= Your task =
Select the lines below containing the word "this".

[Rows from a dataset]
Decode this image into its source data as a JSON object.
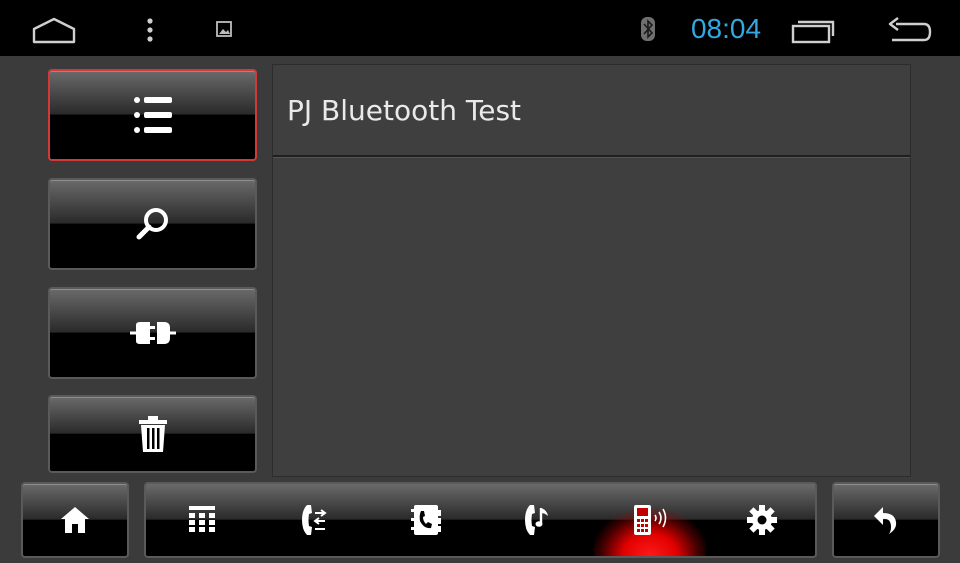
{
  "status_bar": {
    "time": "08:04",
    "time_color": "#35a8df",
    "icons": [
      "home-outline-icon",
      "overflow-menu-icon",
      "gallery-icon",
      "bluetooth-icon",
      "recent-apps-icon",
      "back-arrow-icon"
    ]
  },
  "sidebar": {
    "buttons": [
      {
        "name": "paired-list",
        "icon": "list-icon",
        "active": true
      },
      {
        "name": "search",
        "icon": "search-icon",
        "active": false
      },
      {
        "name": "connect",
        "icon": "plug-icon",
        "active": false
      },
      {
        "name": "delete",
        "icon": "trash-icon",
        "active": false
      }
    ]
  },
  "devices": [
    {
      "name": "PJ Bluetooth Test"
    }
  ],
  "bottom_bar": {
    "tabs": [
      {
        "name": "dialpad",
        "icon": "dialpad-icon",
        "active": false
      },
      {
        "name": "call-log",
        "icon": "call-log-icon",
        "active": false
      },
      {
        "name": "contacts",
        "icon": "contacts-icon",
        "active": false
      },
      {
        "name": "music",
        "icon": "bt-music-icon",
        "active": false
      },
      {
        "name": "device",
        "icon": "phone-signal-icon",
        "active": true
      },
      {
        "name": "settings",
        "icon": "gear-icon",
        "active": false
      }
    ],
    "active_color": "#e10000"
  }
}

---

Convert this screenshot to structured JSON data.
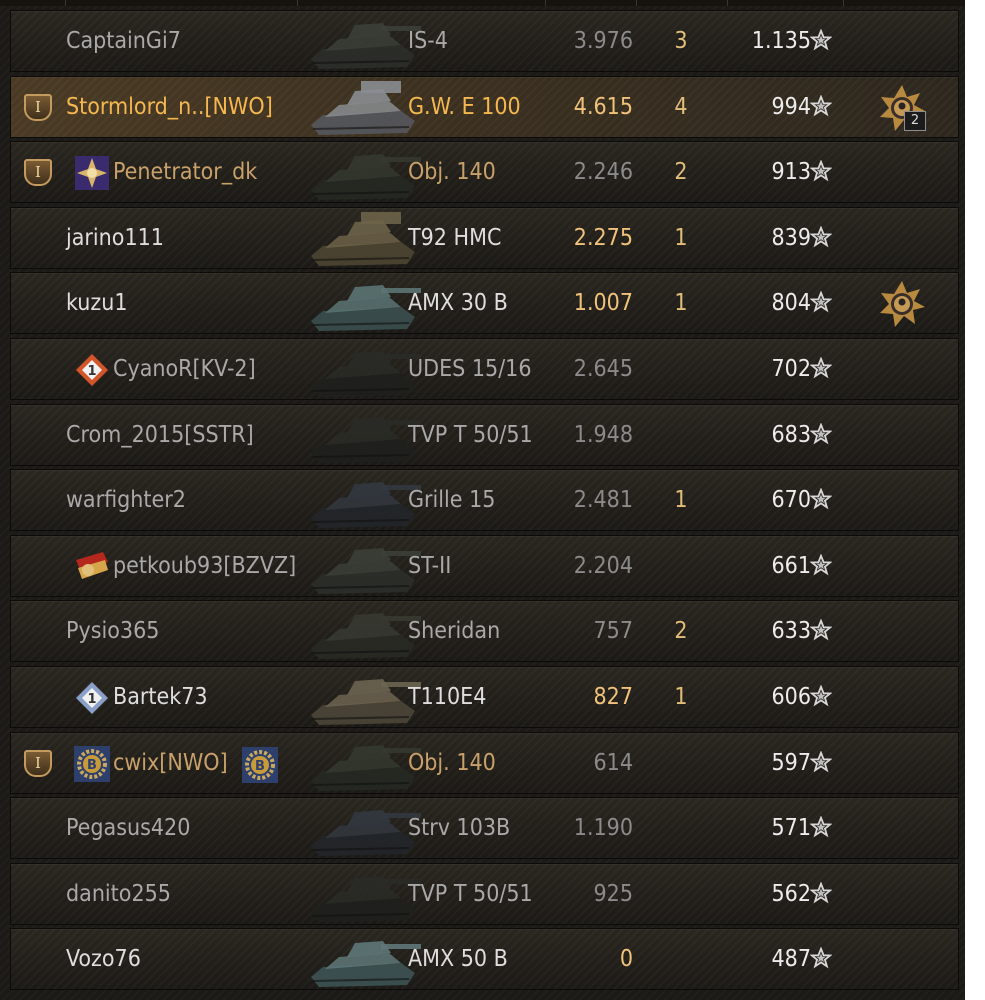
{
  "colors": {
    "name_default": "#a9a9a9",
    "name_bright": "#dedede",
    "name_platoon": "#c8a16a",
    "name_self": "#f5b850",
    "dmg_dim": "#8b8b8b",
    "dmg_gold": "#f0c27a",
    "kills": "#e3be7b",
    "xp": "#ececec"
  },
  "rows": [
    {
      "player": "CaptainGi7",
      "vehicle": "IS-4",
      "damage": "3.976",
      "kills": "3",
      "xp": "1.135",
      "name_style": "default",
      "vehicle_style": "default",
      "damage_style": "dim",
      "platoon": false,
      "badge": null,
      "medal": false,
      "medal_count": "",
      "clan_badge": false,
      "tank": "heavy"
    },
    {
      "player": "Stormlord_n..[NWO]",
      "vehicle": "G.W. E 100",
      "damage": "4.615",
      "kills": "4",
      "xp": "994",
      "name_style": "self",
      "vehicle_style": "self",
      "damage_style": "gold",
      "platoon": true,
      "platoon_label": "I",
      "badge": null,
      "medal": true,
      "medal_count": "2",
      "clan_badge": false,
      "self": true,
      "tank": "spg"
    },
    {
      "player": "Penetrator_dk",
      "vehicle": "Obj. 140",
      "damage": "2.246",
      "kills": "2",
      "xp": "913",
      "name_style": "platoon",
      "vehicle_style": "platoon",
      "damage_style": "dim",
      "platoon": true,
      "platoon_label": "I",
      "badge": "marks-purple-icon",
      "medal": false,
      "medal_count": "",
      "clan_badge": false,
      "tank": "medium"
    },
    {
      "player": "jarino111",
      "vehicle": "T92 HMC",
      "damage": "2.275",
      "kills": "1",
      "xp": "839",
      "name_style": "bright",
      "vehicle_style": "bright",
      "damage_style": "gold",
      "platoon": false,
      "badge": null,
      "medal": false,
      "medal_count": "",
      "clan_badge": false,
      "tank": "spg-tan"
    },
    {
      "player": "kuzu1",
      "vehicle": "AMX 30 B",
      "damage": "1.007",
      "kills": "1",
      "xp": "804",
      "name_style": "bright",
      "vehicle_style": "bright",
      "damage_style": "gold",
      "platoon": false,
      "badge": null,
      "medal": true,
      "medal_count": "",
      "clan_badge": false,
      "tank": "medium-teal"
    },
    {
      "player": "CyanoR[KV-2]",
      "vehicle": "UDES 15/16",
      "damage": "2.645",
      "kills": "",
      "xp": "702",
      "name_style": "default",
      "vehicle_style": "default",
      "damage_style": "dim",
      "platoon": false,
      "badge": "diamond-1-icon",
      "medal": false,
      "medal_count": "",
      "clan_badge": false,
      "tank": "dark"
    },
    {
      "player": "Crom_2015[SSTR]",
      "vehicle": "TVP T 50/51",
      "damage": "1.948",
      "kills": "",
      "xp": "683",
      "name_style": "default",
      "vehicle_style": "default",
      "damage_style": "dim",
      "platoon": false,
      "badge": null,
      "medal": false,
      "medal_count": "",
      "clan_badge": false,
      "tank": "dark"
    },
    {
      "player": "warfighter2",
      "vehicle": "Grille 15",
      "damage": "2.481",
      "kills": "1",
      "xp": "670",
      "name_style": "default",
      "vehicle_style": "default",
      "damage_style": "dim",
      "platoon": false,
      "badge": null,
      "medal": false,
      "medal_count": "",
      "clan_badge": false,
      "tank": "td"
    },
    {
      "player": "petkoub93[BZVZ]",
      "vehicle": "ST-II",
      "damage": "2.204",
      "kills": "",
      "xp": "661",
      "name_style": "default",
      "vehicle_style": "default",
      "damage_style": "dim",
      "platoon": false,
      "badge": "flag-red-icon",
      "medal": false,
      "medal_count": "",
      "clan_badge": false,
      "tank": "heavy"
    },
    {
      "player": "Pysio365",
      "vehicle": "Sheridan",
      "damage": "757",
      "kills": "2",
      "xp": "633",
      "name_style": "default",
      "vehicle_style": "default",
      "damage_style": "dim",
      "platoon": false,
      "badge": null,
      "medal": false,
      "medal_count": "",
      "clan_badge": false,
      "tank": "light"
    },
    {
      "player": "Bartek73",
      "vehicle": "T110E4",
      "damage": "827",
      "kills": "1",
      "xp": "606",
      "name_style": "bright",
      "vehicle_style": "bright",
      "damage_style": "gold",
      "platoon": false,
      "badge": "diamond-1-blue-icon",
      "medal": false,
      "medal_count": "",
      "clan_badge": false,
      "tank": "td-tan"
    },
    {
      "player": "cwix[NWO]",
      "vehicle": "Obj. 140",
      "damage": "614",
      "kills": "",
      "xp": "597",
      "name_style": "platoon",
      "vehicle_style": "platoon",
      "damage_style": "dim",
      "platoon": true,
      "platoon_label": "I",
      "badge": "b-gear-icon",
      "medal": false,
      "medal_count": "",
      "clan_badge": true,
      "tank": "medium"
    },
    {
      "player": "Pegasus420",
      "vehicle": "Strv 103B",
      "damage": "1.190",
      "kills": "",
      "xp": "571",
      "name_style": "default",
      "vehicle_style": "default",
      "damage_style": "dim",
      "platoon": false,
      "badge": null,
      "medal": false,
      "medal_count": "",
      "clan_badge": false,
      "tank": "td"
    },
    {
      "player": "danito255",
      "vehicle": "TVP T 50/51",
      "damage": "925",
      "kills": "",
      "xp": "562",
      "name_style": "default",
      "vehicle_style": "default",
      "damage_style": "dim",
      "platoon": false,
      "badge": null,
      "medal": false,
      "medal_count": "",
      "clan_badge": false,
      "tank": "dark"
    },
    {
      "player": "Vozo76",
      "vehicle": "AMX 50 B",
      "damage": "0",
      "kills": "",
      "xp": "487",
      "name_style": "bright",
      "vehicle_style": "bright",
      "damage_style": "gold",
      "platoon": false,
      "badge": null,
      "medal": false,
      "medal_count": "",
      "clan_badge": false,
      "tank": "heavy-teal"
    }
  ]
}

= Written solution =
Decode this image into its source data as a JSON object.
Convert this screenshot to structured JSON data.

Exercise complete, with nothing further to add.